• **Task instructions**:
Every line that holds "пациентов" should be shown.

• **Records contained in a dataset**:
--------------------------------------------------
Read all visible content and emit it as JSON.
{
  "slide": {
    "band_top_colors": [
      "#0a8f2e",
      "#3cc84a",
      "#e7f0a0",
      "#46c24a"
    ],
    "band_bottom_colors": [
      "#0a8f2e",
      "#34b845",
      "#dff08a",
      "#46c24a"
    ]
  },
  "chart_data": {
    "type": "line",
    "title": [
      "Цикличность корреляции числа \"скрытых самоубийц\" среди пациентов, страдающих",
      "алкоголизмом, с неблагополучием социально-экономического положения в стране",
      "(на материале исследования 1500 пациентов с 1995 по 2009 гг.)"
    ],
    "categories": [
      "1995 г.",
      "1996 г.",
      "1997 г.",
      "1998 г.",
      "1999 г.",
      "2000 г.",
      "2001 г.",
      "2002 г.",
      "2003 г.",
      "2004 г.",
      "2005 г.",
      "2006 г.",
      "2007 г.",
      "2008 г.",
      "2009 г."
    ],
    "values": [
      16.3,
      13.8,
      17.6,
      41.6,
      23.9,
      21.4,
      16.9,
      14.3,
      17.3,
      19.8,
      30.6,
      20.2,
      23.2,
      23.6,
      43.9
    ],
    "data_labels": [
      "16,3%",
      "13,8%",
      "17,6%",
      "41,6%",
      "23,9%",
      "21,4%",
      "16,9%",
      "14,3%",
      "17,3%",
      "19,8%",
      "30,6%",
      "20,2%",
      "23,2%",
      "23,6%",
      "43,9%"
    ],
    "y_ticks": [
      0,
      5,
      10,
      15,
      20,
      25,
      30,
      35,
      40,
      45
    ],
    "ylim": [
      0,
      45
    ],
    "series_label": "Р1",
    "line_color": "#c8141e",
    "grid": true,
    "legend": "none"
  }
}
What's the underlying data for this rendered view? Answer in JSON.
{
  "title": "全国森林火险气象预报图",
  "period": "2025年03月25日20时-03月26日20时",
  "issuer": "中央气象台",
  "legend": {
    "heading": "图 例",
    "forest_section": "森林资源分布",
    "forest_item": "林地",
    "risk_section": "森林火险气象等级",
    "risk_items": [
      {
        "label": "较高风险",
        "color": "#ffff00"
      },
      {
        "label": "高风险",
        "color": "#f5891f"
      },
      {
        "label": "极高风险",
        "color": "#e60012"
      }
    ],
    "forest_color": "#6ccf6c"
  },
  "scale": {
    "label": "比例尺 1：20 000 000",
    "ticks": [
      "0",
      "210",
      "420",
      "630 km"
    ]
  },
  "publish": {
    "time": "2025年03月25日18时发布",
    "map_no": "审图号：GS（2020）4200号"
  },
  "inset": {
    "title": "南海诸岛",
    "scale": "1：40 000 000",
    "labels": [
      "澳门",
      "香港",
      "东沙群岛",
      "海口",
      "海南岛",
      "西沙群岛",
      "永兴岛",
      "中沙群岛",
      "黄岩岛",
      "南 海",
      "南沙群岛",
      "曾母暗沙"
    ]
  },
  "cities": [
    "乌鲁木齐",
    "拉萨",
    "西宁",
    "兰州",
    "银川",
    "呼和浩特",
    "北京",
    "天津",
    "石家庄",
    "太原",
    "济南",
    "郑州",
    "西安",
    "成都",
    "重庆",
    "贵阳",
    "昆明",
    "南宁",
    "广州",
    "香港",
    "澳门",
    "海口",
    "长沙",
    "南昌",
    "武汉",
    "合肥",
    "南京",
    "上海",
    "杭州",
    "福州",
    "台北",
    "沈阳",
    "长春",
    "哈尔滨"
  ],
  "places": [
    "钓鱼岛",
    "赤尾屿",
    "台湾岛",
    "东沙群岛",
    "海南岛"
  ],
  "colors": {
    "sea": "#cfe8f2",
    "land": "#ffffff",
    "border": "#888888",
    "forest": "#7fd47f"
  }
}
--------------------------------------------------
• **Output of the task**:
      "Цикличность корреляции числа \"скрытых самоубийц\" среди пациентов, страдающих",
      "(на материале исследования 1500 пациентов с 1995 по 2009 гг.)"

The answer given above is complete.